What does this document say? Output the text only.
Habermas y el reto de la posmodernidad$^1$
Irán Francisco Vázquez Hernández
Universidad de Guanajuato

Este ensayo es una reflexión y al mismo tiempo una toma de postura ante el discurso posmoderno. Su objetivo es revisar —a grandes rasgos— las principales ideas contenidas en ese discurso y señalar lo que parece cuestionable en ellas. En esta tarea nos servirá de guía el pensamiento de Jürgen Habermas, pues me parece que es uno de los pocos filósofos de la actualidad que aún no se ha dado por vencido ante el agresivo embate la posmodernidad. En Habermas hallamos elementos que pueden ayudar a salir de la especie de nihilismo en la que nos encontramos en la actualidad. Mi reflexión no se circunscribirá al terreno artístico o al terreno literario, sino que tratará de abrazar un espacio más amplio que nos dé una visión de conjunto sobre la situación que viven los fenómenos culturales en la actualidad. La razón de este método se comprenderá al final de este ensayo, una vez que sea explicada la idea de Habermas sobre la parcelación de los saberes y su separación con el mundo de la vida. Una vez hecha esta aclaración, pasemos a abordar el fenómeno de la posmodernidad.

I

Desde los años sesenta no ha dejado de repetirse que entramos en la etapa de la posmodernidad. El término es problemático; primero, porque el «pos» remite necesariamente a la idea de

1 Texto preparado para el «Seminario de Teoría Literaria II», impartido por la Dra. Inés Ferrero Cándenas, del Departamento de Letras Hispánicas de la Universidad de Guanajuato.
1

++++++

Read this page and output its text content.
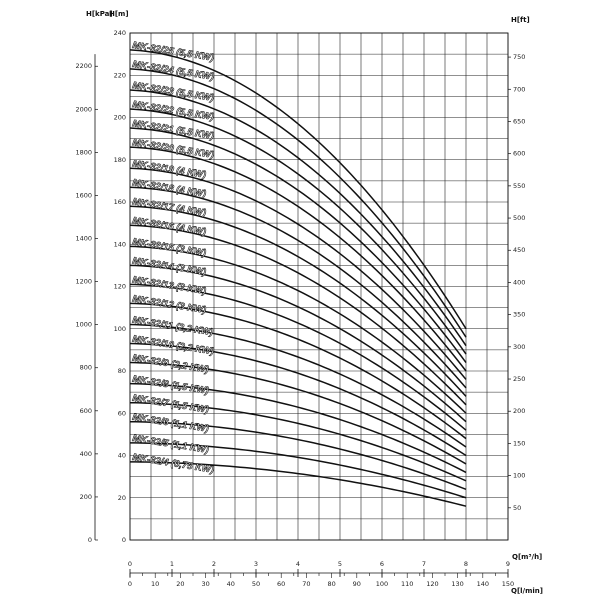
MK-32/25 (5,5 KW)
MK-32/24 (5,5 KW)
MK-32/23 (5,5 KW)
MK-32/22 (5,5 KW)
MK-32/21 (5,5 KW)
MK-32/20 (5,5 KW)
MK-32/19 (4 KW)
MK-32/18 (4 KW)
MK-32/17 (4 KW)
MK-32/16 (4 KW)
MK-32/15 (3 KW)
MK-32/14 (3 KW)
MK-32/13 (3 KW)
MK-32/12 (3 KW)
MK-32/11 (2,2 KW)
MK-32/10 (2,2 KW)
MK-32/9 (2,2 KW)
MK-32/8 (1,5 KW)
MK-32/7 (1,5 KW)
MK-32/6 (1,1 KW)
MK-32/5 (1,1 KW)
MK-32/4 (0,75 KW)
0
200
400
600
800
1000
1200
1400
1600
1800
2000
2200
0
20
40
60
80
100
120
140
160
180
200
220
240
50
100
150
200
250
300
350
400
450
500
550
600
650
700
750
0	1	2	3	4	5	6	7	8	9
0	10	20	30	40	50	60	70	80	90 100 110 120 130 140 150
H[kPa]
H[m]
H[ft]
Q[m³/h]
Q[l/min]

++++++

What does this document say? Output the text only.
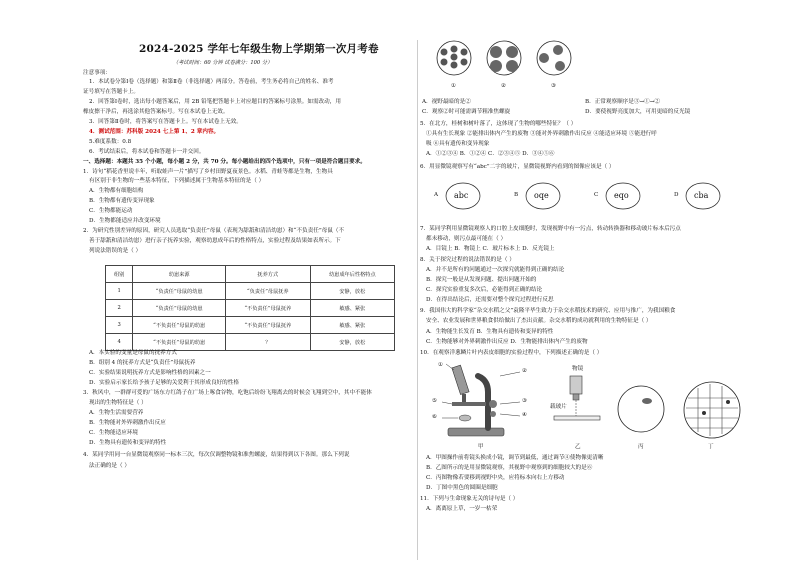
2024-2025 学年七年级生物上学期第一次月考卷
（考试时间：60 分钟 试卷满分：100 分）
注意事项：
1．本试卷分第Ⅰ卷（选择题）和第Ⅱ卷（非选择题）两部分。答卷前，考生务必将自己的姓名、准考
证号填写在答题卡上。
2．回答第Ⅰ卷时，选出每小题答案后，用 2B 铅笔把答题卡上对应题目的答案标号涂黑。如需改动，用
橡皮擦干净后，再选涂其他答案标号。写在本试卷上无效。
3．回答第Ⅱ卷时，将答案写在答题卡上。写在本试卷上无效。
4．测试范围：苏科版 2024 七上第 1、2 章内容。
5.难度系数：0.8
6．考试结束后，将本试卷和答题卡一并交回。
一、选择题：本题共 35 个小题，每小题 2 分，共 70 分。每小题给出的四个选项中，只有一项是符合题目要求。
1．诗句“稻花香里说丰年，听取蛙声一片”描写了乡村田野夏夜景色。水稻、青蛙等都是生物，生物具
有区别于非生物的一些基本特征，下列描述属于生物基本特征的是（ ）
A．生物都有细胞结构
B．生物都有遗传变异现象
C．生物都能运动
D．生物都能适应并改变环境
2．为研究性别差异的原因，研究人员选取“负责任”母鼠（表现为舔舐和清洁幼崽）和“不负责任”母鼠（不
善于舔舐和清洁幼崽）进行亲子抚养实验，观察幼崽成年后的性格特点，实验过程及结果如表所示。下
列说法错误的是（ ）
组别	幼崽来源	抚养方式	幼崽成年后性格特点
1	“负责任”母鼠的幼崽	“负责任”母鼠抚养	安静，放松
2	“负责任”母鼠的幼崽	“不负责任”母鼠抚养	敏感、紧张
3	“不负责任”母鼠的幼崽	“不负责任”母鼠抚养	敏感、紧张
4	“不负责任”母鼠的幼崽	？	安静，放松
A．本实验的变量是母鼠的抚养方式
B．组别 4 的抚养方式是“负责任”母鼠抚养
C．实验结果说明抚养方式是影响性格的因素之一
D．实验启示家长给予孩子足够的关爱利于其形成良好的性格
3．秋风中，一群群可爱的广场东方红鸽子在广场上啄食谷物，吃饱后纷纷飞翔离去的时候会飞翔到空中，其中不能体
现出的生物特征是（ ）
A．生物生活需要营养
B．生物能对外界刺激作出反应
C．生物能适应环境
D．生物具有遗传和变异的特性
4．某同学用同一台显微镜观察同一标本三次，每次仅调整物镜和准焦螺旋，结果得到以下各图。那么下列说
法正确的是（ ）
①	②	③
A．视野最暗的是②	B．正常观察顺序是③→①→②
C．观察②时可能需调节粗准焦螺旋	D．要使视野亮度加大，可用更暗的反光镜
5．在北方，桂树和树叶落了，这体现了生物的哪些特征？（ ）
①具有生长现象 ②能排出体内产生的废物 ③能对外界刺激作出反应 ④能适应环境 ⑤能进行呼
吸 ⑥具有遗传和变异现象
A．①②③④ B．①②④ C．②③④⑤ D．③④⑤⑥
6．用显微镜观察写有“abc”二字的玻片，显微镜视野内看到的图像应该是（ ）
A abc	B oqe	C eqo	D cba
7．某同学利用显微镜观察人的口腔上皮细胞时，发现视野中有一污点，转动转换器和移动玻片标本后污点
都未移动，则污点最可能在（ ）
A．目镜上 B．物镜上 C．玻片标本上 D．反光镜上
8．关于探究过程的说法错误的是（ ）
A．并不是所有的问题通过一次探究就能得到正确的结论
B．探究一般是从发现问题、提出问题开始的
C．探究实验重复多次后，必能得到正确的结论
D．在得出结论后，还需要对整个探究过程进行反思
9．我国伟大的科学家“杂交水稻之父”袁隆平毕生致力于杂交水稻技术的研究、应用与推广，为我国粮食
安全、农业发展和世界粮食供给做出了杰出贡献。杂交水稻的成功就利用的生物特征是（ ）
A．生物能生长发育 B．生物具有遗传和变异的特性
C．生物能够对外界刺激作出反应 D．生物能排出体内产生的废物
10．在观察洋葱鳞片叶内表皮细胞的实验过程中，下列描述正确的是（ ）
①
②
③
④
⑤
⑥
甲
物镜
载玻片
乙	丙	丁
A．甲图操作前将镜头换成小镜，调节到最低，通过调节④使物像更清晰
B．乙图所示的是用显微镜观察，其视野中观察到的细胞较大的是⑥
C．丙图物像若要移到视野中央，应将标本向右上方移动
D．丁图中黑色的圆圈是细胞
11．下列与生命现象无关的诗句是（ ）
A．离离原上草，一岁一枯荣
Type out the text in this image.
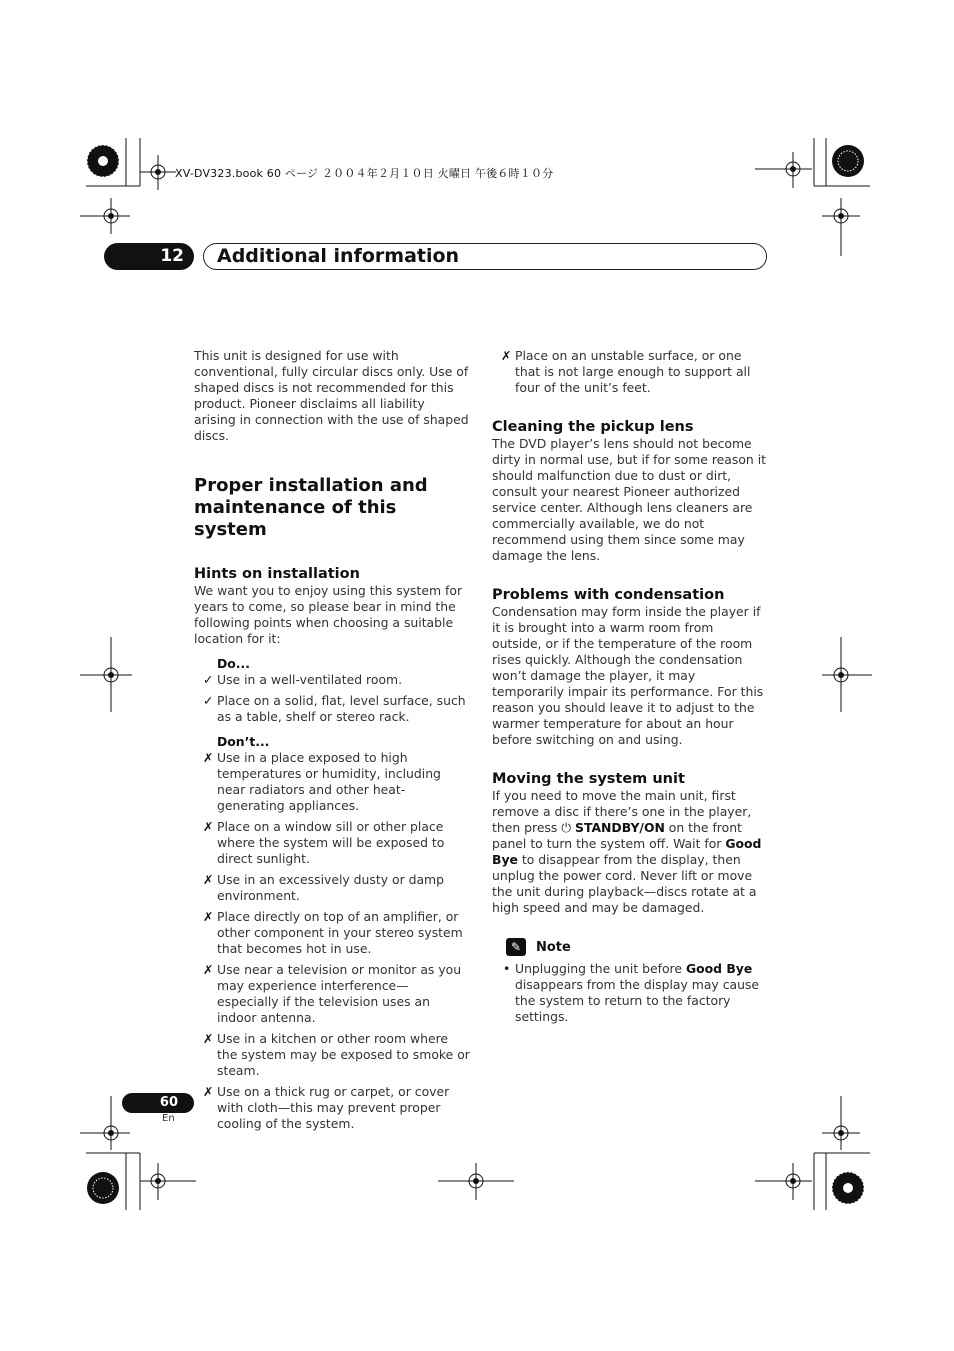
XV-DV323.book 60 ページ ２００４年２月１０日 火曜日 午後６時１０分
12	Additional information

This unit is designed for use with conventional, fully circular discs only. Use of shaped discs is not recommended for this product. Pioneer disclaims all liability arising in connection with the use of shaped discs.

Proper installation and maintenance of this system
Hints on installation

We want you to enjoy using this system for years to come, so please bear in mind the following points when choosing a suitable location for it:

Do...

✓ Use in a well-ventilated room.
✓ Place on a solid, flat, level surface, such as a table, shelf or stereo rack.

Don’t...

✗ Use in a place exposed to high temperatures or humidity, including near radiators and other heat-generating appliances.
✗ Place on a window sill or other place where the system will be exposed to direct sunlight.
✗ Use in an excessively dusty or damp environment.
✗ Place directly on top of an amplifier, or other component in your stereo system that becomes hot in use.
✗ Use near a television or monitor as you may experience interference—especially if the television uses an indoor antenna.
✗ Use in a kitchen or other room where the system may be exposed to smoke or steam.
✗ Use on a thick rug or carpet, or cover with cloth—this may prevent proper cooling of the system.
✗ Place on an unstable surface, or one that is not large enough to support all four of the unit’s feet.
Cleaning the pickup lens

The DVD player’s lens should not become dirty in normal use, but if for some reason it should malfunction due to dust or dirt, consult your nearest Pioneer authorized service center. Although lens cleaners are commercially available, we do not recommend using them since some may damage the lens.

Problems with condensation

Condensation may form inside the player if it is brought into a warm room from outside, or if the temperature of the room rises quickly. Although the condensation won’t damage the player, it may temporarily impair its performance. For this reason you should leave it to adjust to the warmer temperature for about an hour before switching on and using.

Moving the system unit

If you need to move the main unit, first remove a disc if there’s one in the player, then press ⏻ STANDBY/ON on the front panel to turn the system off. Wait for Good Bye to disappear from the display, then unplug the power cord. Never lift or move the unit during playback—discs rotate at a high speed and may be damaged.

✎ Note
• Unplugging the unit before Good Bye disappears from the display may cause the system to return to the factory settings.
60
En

++++++

* **TASK REQUIREMENTS**:
Where a line above includes "母鼠抚养", copy that line.

* **FINISHED TASK**:
1	“负责任”母鼠的幼崽	“负责任”母鼠抚养	安静，放松
2	“负责任”母鼠的幼崽	“不负责任”母鼠抚养	敏感、紧张
3	“不负责任”母鼠的幼崽	“不负责任”母鼠抚养	敏感、紧张
B．组别 4 的抚养方式是“负责任”母鼠抚养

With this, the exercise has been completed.